* EXCERPT:
* Start *

By wielding their rights to petition, speak, publish, and peacefully assemble, youth have made their mark on the world time and time again, advocating for future generations’ lives. Many BIPOC, queer and trans youth advocates are placing a focus on intersectionality in their work, demanding that inclusive racial and gender justice be given a seat at the table in various fights, for it is communities of color and lower-income families disproportionately affected by climate change, Black veterans of the Vietnam War who faced immense racism while deployed, and gun violence at the hands of domestic abusers that leads to the death of a woman by her intimate partner every 16 hours. Thus, in order for a social issue to truly be furthered, it must consider and advocate for intersectional racial and gender justice.

* End *

* ROWS:
* Start *

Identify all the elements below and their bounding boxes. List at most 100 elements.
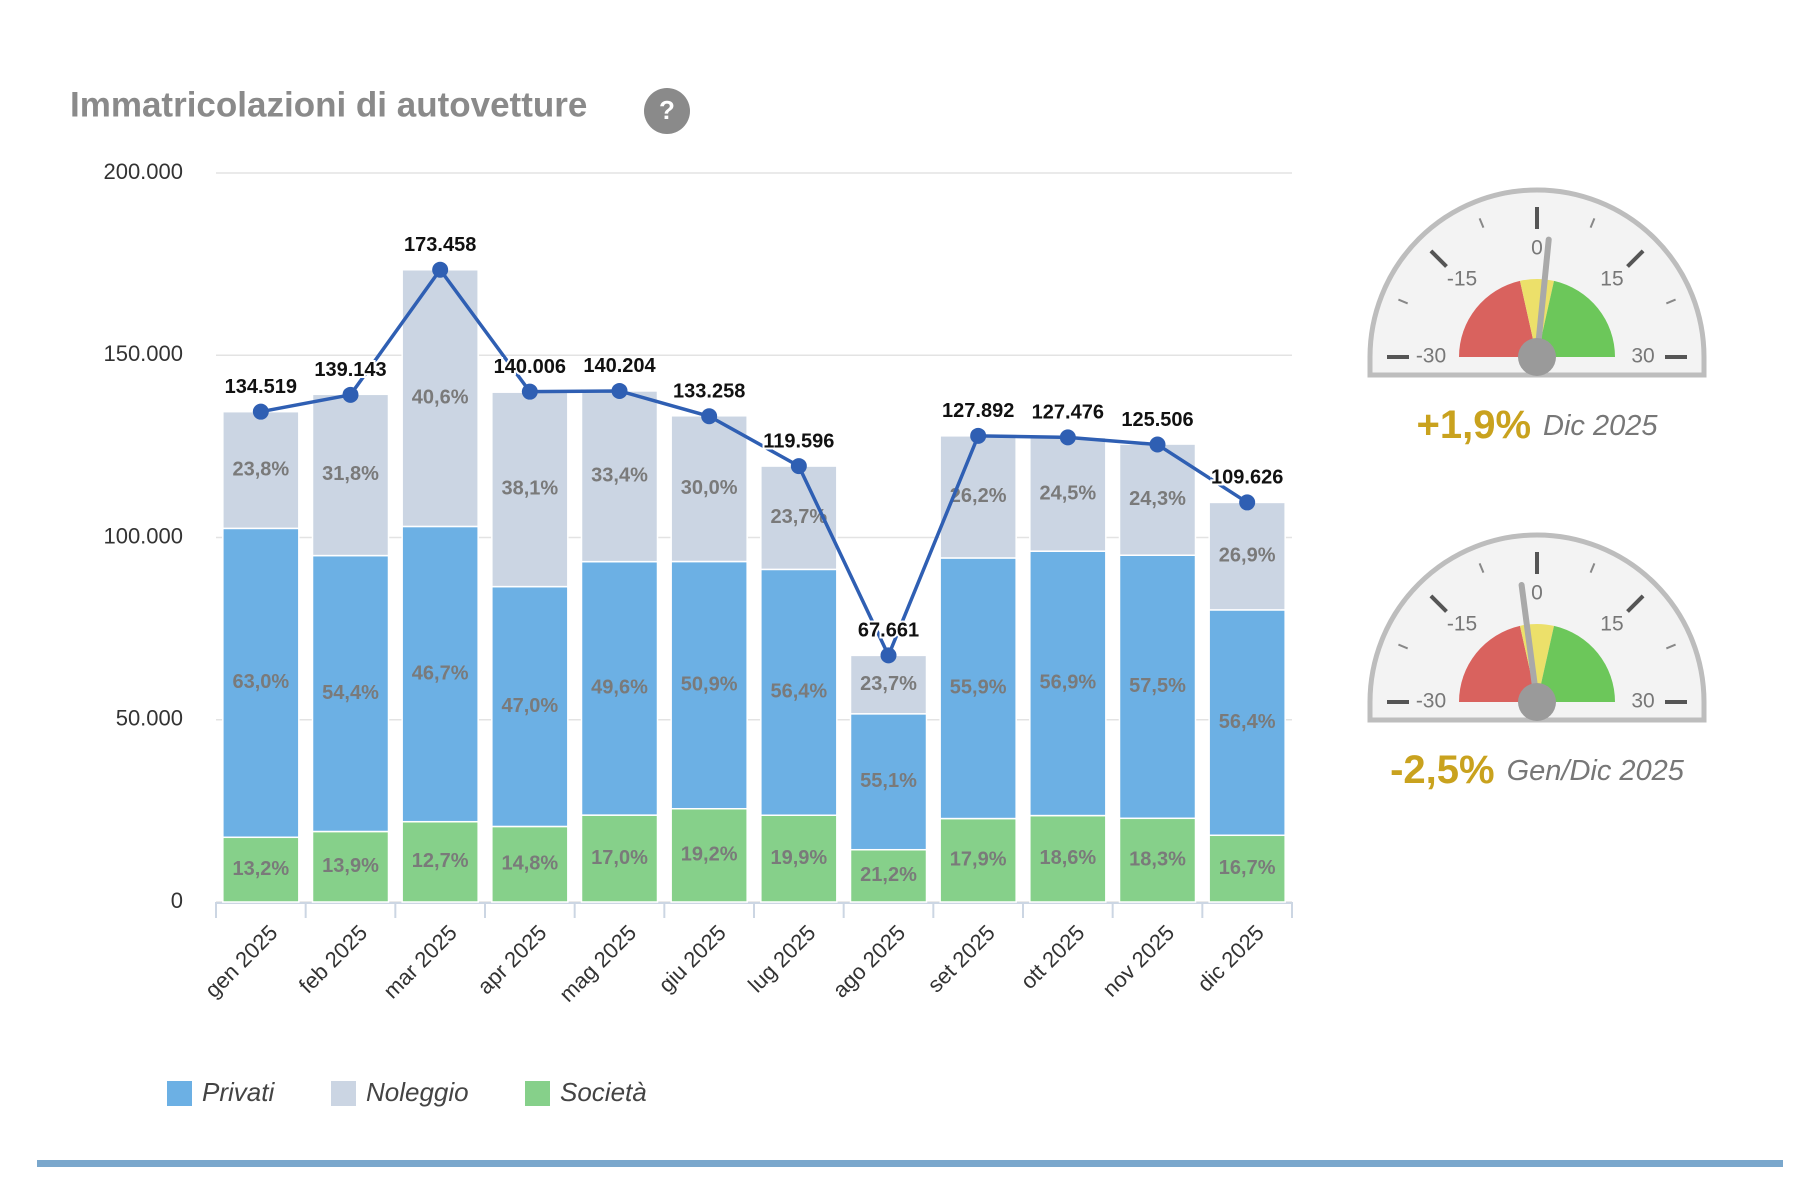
gauge-subtitle: Gen/Dic 2025 [1507, 755, 1685, 787]
bar-value-label: 24,5% [1039, 483, 1096, 505]
bar-value-label: 21,2% [860, 864, 917, 886]
bar-segment [311, 554, 390, 833]
bar-segment [491, 391, 569, 588]
total-label: 173.458 [404, 234, 476, 256]
gauge-minor-tick [1665, 298, 1676, 305]
gauge-value-label: -2,5% [1390, 748, 1495, 792]
gauge-zone [1459, 280, 1537, 357]
bar-value-label: 33,4% [591, 465, 648, 487]
total-label: 133.258 [673, 381, 745, 403]
bar-segment [939, 817, 1017, 903]
total-point [1059, 429, 1076, 446]
bar-value-label: 23,7% [770, 506, 827, 528]
x-tick-label: dic 2025 [1192, 920, 1269, 997]
total-label: 127.476 [1032, 402, 1104, 424]
bar-segment [401, 268, 479, 528]
bar-value-label: 31,8% [322, 463, 379, 485]
bar-value-label: 46,7% [412, 662, 469, 684]
bar-value-label: 57,5% [1129, 675, 1186, 697]
bar-segment [760, 814, 838, 903]
bar-segment [311, 393, 390, 557]
total-point [342, 386, 359, 403]
bar-value-label: 23,8% [232, 458, 289, 480]
legend-swatch [525, 1081, 550, 1106]
total-label: 125.506 [1121, 409, 1193, 431]
gauge-tick [1626, 594, 1645, 613]
bar-segment [222, 527, 300, 839]
gauge-minor-tick [1398, 298, 1409, 305]
gauge-minor-tick [1665, 643, 1676, 650]
gauge-value: +1,9% Dic 2025 [1417, 403, 1659, 447]
bar-value-label: 56,4% [1219, 711, 1276, 733]
bar-segment [670, 560, 748, 810]
bar-segment [849, 654, 928, 715]
total-point [1239, 494, 1256, 511]
total-point [790, 458, 807, 475]
bar-value-label: 17,0% [591, 847, 648, 869]
gauge-tick [1429, 594, 1448, 613]
bar-segment [849, 848, 928, 903]
y-tick-label: 150.000 [103, 341, 183, 366]
total-point [1149, 436, 1166, 453]
x-tick-label: ago 2025 [828, 920, 911, 1003]
gauge-minor-tick [1398, 643, 1409, 650]
gauge-tick-label: 30 [1631, 345, 1654, 368]
chart-title: Immatricolazioni di autovetture [70, 85, 587, 124]
bar-value-label: 56,9% [1039, 672, 1096, 694]
bar-segment [760, 568, 838, 816]
bar-segment [491, 585, 569, 828]
gauge-needle [1518, 582, 1540, 705]
total-label: 67.661 [858, 620, 919, 642]
legend-label: Privati [202, 1077, 275, 1107]
bar-segment [670, 807, 748, 903]
bar-value-label: 47,0% [501, 695, 558, 717]
x-tick-label: gen 2025 [200, 920, 283, 1003]
total-point [611, 382, 628, 399]
gauge-tick-label: -15 [1447, 613, 1477, 636]
bar-segment [401, 820, 479, 903]
bar-value-label: 55,1% [860, 770, 917, 792]
bar-segment [1208, 609, 1286, 837]
gauge-tick-label: 0 [1531, 237, 1543, 260]
x-tick-label: nov 2025 [1097, 920, 1179, 1002]
gauge-needle [1534, 236, 1552, 360]
bar-value-label: 55,9% [950, 677, 1007, 699]
gauge-value: -2,5% Gen/Dic 2025 [1390, 748, 1685, 792]
bar-value-label: 17,9% [950, 849, 1007, 871]
bar-value-label: 50,9% [681, 673, 738, 695]
bar-segment [1118, 817, 1197, 903]
total-label: 127.892 [942, 400, 1014, 422]
bar-segment [580, 390, 659, 563]
bar-segment [849, 713, 928, 851]
x-tick-label: apr 2025 [472, 920, 551, 999]
legend-swatch [167, 1081, 192, 1106]
total-point [701, 408, 718, 425]
separator [37, 1160, 1783, 1167]
bar-value-label: 23,7% [860, 673, 917, 695]
gauge-tick-label: -30 [1416, 690, 1446, 713]
bar-segment [1029, 436, 1107, 552]
bar-value-label: 24,3% [1129, 488, 1186, 510]
total-label: 119.596 [763, 430, 834, 452]
gauge-hub [1518, 338, 1556, 376]
gauge-minor-tick [1478, 218, 1485, 229]
total-point [432, 261, 449, 278]
gauge-hub [1518, 683, 1556, 721]
bar-value-label: 26,9% [1219, 544, 1276, 566]
total-point [970, 427, 987, 444]
gauge-tick [1626, 249, 1645, 268]
bar-segment [311, 830, 390, 903]
help-icon-text[interactable]: ? [659, 95, 675, 125]
help-icon[interactable] [644, 88, 690, 134]
gauge-tick [1429, 249, 1448, 268]
gauge-subtitle: Dic 2025 [1543, 410, 1658, 442]
bar-segment [939, 557, 1017, 820]
y-tick-label: 200.000 [103, 159, 183, 184]
total-point [880, 647, 897, 664]
gauge-zone [1459, 625, 1537, 702]
bar-segment [1208, 501, 1286, 611]
bar-value-label: 49,6% [591, 677, 648, 699]
gauge-tick-label: -30 [1416, 345, 1446, 368]
legend-swatch [331, 1081, 356, 1106]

* End *

* EXERCISE 1: Condense the paragraph of the passage on youth advocacy beginning "By wielding their rights" into a shorter version that keeps its main facts.
* EXERCISE 2: Proceed with the passage on youth advocacy, picking up after its final sentence.

* FINAL RESULT 1:
Youth have repeatedly made their mark on the world by using their rights to petition, speak, publish, and peacefully assemble on behalf of future generations. Many BIPOC, queer, and trans youth advocates emphasize intersectionality. They demand that inclusive racial and gender justice have a place in each fight because:
- communities of color and lower-income families are disproportionately affected by climate change
- Black Vietnam War veterans faced immense racism while deployed
- gun violence by domestic abusers leads to a woman's death at the hands of her intimate partner every 16 hours

For any social issue to truly advance, it must therefore consider and advocate for intersectional racial and gender justice.

* FINAL RESULT 2:
For youth in 2022 and beyond, there are numerous issues to speak up about. The upcoming GSA Day for Racial Justice on February 25th provides a platform for youth to learn more about intersectional racial justice and how they can be a part of the change, whether it’s hosting difficult conversations in local or state GSA meetings, creating art about activism, or attending meetings and workshops hosted on Instagram Live. Similarly important, it cements a day of appreciation and celebration of the centering of BIPOC, queer, and trans activists in social movements, and highlights the cruciality of intersectionality in all walks of life.
As Michel Foucault wrote, “Where there is power, there is resistance.” And in youth, there is certainly unprecedented amounts of untapped power.